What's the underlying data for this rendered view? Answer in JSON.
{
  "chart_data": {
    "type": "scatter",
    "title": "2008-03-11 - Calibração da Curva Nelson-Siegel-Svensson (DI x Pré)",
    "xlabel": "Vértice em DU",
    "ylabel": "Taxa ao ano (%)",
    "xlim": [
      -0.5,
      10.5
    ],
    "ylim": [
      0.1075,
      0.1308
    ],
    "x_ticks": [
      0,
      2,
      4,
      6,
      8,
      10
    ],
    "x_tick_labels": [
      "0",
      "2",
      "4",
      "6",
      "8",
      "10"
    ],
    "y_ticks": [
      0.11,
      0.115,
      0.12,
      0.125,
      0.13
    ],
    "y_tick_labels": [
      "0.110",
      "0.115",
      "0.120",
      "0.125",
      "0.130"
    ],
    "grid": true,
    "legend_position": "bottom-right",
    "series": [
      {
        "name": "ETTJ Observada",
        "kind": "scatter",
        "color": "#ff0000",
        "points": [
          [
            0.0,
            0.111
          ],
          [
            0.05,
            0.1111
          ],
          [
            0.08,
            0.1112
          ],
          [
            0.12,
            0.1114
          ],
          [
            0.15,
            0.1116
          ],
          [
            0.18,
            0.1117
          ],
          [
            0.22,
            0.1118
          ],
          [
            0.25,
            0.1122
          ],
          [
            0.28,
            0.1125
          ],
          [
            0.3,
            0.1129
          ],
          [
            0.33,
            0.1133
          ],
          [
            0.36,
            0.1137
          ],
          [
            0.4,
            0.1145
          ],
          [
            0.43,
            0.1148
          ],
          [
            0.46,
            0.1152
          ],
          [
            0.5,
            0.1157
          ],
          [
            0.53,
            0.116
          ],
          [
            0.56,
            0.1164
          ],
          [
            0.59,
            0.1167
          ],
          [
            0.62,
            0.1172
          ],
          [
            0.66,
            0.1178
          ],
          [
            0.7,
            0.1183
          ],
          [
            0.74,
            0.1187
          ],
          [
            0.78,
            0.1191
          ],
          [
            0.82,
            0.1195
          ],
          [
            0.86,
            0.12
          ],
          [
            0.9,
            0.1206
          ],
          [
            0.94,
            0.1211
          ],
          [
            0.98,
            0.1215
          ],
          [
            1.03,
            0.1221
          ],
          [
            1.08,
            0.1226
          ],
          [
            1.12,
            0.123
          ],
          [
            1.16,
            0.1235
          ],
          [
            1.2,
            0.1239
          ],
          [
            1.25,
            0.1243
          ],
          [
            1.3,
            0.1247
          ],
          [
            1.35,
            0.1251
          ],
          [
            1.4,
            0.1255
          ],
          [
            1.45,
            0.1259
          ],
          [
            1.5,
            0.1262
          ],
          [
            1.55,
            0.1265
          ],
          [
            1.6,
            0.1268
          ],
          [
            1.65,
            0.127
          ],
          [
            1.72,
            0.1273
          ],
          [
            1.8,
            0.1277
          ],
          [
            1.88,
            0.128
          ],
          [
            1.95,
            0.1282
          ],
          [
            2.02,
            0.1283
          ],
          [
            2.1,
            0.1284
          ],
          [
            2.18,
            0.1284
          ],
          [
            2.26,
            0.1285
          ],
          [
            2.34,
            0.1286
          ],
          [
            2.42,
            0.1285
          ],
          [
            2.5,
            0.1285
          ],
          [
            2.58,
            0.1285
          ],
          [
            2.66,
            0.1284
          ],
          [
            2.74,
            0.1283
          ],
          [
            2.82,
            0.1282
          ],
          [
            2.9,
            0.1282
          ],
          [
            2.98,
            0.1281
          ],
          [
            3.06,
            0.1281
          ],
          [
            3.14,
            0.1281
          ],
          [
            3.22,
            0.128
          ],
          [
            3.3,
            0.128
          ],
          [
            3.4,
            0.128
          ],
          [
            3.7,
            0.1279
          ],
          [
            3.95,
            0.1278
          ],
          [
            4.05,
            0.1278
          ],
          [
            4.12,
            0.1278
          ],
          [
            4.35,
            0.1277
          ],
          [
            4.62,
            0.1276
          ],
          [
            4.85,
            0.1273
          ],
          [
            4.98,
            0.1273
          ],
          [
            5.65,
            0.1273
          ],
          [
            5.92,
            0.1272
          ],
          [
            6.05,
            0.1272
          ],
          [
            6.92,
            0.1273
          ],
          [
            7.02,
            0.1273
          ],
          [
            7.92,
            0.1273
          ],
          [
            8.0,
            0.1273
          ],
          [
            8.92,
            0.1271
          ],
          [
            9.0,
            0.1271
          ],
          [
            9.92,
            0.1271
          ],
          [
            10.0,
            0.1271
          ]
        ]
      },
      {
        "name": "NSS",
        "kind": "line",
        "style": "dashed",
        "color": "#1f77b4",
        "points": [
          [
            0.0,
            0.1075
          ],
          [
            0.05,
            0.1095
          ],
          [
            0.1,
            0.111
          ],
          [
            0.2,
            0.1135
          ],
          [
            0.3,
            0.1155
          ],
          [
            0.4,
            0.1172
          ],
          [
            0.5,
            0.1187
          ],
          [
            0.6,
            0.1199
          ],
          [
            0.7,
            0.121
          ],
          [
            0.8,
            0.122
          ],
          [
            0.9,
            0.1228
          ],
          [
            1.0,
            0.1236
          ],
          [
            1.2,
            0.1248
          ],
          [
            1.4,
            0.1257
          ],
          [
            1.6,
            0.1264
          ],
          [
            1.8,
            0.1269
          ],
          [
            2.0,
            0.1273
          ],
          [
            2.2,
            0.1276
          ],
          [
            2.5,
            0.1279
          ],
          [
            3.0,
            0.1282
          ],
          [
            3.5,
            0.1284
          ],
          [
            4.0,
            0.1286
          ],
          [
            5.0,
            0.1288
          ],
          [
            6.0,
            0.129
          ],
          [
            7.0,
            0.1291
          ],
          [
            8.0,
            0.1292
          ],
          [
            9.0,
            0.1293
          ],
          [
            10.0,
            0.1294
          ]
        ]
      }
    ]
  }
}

········

**Exercise details:** What do the records say? Quote them all exactly.

**Result below:**
What's the underlying data for this rendered view? Answer in JSON.
{
  "chart_data": {
    "type": "scatter",
    "title": "2008-03-11 - Calibração da Curva Nelson-Siegel-Svensson (DI x Pré)",
    "xlabel": "Vértice em DU",
    "ylabel": "Taxa ao ano (%)",
    "xlim": [
      -0.5,
      10.5
    ],
    "ylim": [
      0.1075,
      0.1308
    ],
    "x_ticks": [
      0,
      2,
      4,
      6,
      8,
      10
    ],
    "x_tick_labels": [
      "0",
      "2",
      "4",
      "6",
      "8",
      "10"
    ],
    "y_ticks": [
      0.11,
      0.115,
      0.12,
      0.125,
      0.13
    ],
    "y_tick_labels": [
      "0.110",
      "0.115",
      "0.120",
      "0.125",
      "0.130"
    ],
    "grid": true,
    "legend_position": "bottom-right",
    "series": [
      {
        "name": "ETTJ Observada",
        "kind": "scatter",
        "color": "#ff0000",
        "points": [
          [
            0.0,
            0.111
          ],
          [
            0.05,
            0.1111
          ],
          [
            0.08,
            0.1112
          ],
          [
            0.12,
            0.1114
          ],
          [
            0.15,
            0.1116
          ],
          [
            0.18,
            0.1117
          ],
          [
            0.22,
            0.1118
          ],
          [
            0.25,
            0.1122
          ],
          [
            0.28,
            0.1125
          ],
          [
            0.3,
            0.1129
          ],
          [
            0.33,
            0.1133
          ],
          [
            0.36,
            0.1137
          ],
          [
            0.4,
            0.1145
          ],
          [
            0.43,
            0.1148
          ],
          [
            0.46,
            0.1152
          ],
          [
            0.5,
            0.1157
          ],
          [
            0.53,
            0.116
          ],
          [
            0.56,
            0.1164
          ],
          [
            0.59,
            0.1167
          ],
          [
            0.62,
            0.1172
          ],
          [
            0.66,
            0.1178
          ],
          [
            0.7,
            0.1183
          ],
          [
            0.74,
            0.1187
          ],
          [
            0.78,
            0.1191
          ],
          [
            0.82,
            0.1195
          ],
          [
            0.86,
            0.12
          ],
          [
            0.9,
            0.1206
          ],
          [
            0.94,
            0.1211
          ],
          [
            0.98,
            0.1215
          ],
          [
            1.03,
            0.1221
          ],
          [
            1.08,
            0.1226
          ],
          [
            1.12,
            0.123
          ],
          [
            1.16,
            0.1235
          ],
          [
            1.2,
            0.1239
          ],
          [
            1.25,
            0.1243
          ],
          [
            1.3,
            0.1247
          ],
          [
            1.35,
            0.1251
          ],
          [
            1.4,
            0.1255
          ],
          [
            1.45,
            0.1259
          ],
          [
            1.5,
            0.1262
          ],
          [
            1.55,
            0.1265
          ],
          [
            1.6,
            0.1268
          ],
          [
            1.65,
            0.127
          ],
          [
            1.72,
            0.1273
          ],
          [
            1.8,
            0.1277
          ],
          [
            1.88,
            0.128
          ],
          [
            1.95,
            0.1282
          ],
          [
            2.02,
            0.1283
          ],
          [
            2.1,
            0.1284
          ],
          [
            2.18,
            0.1284
          ],
          [
            2.26,
            0.1285
          ],
          [
            2.34,
            0.1286
          ],
          [
            2.42,
            0.1285
          ],
          [
            2.5,
            0.1285
          ],
          [
            2.58,
            0.1285
          ],
          [
            2.66,
            0.1284
          ],
          [
            2.74,
            0.1283
          ],
          [
            2.82,
            0.1282
          ],
          [
            2.9,
            0.1282
          ],
          [
            2.98,
            0.1281
          ],
          [
            3.06,
            0.1281
          ],
          [
            3.14,
            0.1281
          ],
          [
            3.22,
            0.128
          ],
          [
            3.3,
            0.128
          ],
          [
            3.4,
            0.128
          ],
          [
            3.7,
            0.1279
          ],
          [
            3.95,
            0.1278
          ],
          [
            4.05,
            0.1278
          ],
          [
            4.12,
            0.1278
          ],
          [
            4.35,
            0.1277
          ],
          [
            4.62,
            0.1276
          ],
          [
            4.85,
            0.1273
          ],
          [
            4.98,
            0.1273
          ],
          [
            5.65,
            0.1273
          ],
          [
            5.92,
            0.1272
          ],
          [
            6.05,
            0.1272
          ],
          [
            6.92,
            0.1273
          ],
          [
            7.02,
            0.1273
          ],
          [
            7.92,
            0.1273
          ],
          [
            8.0,
            0.1273
          ],
          [
            8.92,
            0.1271
          ],
          [
            9.0,
            0.1271
          ],
          [
            9.92,
            0.1271
          ],
          [
            10.0,
            0.1271
          ]
        ]
      },
      {
        "name": "NSS",
        "kind": "line",
        "style": "dashed",
        "color": "#1f77b4",
        "points": [
          [
            0.0,
            0.1075
          ],
          [
            0.05,
            0.1095
          ],
          [
            0.1,
            0.111
          ],
          [
            0.2,
            0.1135
          ],
          [
            0.3,
            0.1155
          ],
          [
            0.4,
            0.1172
          ],
          [
            0.5,
            0.1187
          ],
          [
            0.6,
            0.1199
          ],
          [
            0.7,
            0.121
          ],
          [
            0.8,
            0.122
          ],
          [
            0.9,
            0.1228
          ],
          [
            1.0,
            0.1236
          ],
          [
            1.2,
            0.1248
          ],
          [
            1.4,
            0.1257
          ],
          [
            1.6,
            0.1264
          ],
          [
            1.8,
            0.1269
          ],
          [
            2.0,
            0.1273
          ],
          [
            2.2,
            0.1276
          ],
          [
            2.5,
            0.1279
          ],
          [
            3.0,
            0.1282
          ],
          [
            3.5,
            0.1284
          ],
          [
            4.0,
            0.1286
          ],
          [
            5.0,
            0.1288
          ],
          [
            6.0,
            0.129
          ],
          [
            7.0,
            0.1291
          ],
          [
            8.0,
            0.1292
          ],
          [
            9.0,
            0.1293
          ],
          [
            10.0,
            0.1294
          ]
        ]
      }
    ]
  }
}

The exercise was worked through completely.